| EXERCISE AIM |
Identify the lines holding "JSON" and copy them.

(Stored items from a collection)
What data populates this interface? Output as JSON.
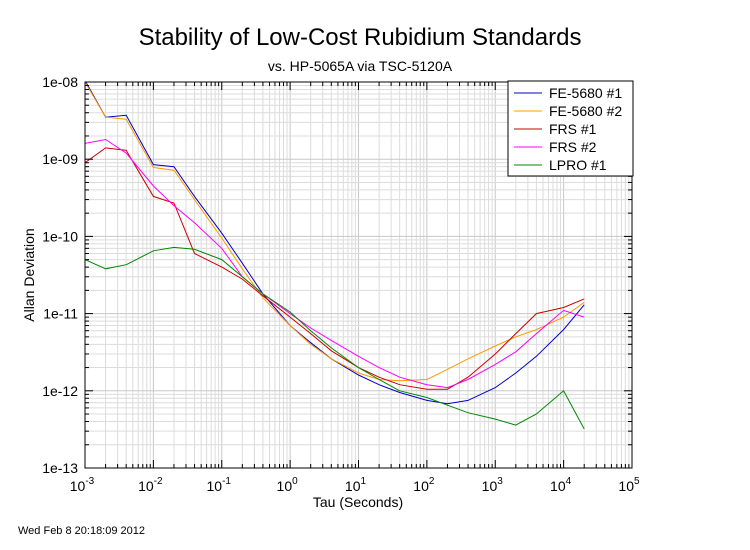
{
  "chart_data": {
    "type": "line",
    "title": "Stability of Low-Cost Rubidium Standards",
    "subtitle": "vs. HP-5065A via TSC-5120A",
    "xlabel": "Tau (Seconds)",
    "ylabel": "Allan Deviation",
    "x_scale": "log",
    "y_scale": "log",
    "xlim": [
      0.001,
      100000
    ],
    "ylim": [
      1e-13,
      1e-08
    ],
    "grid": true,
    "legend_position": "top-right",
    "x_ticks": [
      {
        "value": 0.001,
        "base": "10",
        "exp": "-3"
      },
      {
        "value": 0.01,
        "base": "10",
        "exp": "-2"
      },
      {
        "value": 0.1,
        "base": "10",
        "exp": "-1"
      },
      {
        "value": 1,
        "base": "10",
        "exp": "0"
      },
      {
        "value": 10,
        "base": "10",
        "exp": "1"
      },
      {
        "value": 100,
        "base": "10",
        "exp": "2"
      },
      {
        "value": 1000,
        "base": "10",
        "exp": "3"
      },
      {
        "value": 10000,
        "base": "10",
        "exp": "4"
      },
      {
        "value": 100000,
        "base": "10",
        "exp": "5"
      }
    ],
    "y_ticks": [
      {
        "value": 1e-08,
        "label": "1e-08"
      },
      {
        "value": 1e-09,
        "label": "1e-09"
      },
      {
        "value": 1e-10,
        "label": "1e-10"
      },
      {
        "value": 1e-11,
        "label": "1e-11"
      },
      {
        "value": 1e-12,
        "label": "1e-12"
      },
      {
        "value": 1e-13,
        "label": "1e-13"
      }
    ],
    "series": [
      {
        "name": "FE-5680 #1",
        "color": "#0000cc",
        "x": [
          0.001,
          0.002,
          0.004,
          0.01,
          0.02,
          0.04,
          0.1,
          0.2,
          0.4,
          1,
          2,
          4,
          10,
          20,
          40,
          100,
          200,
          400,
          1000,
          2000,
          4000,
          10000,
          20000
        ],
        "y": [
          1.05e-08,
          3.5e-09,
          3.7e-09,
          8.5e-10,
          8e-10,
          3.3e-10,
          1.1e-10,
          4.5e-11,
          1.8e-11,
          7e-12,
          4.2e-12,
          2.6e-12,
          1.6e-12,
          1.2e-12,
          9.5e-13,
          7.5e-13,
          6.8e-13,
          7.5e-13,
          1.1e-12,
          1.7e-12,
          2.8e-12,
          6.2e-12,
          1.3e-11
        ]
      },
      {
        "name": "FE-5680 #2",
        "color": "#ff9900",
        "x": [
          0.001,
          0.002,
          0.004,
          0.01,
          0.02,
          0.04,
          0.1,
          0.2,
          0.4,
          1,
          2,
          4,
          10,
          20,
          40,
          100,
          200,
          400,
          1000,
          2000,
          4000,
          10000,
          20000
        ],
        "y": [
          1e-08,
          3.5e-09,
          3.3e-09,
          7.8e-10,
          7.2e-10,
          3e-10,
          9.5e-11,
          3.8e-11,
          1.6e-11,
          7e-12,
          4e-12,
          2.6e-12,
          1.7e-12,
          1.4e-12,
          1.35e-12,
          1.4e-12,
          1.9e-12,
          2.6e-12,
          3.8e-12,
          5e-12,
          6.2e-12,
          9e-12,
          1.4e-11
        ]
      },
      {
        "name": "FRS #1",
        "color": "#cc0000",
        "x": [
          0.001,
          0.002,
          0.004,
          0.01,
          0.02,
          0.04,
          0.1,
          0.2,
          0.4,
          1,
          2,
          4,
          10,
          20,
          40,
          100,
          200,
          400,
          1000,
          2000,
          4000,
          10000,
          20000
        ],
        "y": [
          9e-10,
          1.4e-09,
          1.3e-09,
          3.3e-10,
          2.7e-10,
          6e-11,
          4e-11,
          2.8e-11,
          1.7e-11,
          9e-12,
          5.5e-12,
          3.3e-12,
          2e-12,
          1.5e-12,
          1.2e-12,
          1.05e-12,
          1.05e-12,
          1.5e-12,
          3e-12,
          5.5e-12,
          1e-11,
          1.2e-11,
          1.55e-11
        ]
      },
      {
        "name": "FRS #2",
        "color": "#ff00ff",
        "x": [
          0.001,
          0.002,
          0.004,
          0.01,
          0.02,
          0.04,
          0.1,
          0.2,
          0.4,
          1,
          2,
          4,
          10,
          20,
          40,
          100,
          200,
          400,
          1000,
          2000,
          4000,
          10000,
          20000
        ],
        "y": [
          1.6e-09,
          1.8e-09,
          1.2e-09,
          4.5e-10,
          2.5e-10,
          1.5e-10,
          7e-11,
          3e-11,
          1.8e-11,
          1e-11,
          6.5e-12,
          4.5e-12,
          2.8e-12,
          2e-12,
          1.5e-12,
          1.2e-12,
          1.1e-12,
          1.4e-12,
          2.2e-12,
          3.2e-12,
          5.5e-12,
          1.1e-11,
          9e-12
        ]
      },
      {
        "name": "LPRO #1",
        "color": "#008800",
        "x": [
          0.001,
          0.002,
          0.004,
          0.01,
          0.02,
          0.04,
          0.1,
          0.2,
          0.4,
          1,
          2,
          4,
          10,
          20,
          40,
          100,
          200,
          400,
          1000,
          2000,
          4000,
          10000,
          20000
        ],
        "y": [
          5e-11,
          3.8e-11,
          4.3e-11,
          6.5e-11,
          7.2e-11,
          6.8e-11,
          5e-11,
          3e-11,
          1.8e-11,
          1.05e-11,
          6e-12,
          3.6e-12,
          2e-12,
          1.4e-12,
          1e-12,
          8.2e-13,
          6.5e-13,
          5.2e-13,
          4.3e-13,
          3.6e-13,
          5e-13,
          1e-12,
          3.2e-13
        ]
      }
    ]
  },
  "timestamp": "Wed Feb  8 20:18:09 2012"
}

---

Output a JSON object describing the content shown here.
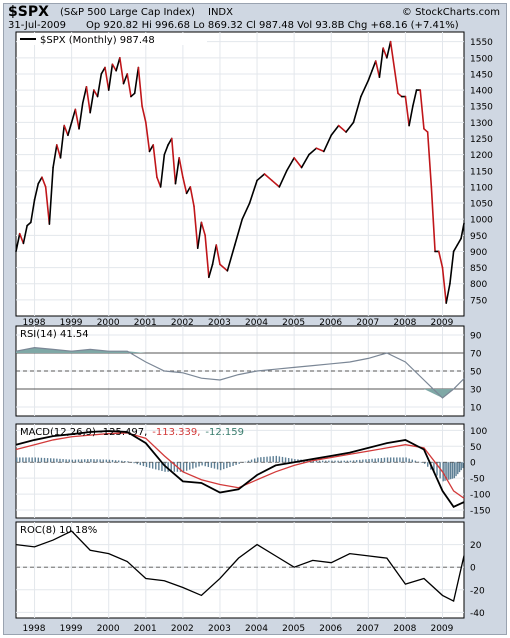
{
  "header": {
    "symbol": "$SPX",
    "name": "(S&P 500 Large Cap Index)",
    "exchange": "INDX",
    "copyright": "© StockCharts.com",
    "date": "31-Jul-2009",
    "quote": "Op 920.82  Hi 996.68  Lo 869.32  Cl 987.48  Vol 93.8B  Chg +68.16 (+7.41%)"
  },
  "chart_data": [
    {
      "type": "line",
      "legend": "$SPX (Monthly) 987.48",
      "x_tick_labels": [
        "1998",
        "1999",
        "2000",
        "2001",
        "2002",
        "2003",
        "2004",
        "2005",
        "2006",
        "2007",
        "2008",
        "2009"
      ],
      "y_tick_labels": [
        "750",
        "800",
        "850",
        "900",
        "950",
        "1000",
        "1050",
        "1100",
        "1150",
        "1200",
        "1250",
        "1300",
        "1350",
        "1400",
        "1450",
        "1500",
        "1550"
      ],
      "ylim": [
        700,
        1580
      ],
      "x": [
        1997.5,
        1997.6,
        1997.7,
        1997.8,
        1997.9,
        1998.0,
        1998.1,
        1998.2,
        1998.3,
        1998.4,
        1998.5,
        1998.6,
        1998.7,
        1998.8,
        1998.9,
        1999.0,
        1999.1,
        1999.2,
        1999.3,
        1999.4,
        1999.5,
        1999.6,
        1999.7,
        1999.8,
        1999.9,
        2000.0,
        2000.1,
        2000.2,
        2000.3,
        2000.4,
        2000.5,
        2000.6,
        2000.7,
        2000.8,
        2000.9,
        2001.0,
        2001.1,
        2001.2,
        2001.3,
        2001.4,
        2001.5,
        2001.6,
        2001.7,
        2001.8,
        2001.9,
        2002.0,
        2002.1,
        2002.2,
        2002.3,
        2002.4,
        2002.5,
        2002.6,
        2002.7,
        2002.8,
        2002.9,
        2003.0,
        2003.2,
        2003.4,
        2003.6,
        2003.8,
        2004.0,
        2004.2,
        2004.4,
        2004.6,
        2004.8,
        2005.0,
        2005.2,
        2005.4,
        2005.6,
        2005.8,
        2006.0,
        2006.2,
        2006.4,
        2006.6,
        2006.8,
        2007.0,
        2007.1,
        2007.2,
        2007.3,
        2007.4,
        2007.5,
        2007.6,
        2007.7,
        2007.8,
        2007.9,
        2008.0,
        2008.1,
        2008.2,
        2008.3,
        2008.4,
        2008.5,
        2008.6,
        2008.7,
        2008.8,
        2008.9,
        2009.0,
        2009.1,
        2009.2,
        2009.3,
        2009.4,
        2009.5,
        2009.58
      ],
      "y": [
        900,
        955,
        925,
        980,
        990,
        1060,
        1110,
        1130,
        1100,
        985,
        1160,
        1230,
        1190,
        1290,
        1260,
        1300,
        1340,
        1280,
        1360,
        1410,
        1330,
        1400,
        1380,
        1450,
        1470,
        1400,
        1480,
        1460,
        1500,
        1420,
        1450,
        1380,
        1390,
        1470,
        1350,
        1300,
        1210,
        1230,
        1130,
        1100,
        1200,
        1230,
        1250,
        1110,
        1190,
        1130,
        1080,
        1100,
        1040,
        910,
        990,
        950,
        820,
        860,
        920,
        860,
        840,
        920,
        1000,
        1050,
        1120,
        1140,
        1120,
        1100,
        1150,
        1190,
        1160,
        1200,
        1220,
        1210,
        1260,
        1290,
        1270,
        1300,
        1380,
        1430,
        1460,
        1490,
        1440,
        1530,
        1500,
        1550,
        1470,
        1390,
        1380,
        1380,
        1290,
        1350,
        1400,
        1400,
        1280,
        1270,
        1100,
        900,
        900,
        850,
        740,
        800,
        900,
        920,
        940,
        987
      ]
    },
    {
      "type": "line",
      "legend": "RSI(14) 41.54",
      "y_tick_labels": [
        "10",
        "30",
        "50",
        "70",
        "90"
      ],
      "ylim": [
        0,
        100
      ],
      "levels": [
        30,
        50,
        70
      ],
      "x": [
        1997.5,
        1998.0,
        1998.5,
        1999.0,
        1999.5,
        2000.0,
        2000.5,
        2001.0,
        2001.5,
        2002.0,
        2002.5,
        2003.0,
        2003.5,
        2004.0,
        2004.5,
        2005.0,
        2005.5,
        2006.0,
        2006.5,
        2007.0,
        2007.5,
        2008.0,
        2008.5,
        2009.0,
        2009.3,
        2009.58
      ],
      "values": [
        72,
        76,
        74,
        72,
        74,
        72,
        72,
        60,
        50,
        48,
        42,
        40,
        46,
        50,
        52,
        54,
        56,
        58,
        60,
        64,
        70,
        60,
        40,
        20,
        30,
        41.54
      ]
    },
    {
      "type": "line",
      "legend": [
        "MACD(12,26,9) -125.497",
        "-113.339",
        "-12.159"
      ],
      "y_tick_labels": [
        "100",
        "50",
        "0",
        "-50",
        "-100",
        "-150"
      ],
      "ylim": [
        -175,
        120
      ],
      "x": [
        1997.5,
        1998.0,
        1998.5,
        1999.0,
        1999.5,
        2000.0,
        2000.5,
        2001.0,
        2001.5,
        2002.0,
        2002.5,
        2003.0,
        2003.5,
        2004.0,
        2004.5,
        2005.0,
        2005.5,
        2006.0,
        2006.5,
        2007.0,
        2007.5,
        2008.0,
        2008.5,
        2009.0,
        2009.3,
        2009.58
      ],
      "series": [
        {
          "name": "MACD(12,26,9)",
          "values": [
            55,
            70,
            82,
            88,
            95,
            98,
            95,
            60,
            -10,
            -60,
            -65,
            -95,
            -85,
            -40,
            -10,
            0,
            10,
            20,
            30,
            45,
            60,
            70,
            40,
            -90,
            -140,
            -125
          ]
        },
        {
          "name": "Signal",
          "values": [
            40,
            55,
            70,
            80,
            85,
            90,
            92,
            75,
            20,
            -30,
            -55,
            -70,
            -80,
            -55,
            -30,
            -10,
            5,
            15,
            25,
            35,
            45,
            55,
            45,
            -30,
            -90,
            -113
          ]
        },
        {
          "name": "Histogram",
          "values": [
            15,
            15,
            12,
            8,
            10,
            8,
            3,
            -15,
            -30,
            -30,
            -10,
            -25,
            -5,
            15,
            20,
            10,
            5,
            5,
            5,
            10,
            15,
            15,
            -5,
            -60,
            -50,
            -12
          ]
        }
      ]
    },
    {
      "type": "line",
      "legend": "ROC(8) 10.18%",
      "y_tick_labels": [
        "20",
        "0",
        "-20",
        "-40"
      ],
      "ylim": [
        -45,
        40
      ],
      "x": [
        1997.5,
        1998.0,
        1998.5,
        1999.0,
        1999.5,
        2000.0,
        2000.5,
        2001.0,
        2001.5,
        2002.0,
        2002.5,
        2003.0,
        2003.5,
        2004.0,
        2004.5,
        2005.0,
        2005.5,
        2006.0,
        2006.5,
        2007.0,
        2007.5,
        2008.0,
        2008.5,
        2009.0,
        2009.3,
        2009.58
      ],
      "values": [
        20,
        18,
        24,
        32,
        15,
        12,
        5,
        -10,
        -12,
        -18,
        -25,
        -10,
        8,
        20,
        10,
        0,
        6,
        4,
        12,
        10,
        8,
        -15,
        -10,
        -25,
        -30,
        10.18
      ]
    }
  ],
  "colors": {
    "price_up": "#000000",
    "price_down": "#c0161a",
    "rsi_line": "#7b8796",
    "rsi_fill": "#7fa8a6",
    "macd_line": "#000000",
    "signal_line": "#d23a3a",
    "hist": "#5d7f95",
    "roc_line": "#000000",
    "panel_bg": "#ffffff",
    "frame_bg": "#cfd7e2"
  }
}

| RESPONSE BELOW |
What data populates this interface? Output as JSON.
Output a JSON object describing the content shown here.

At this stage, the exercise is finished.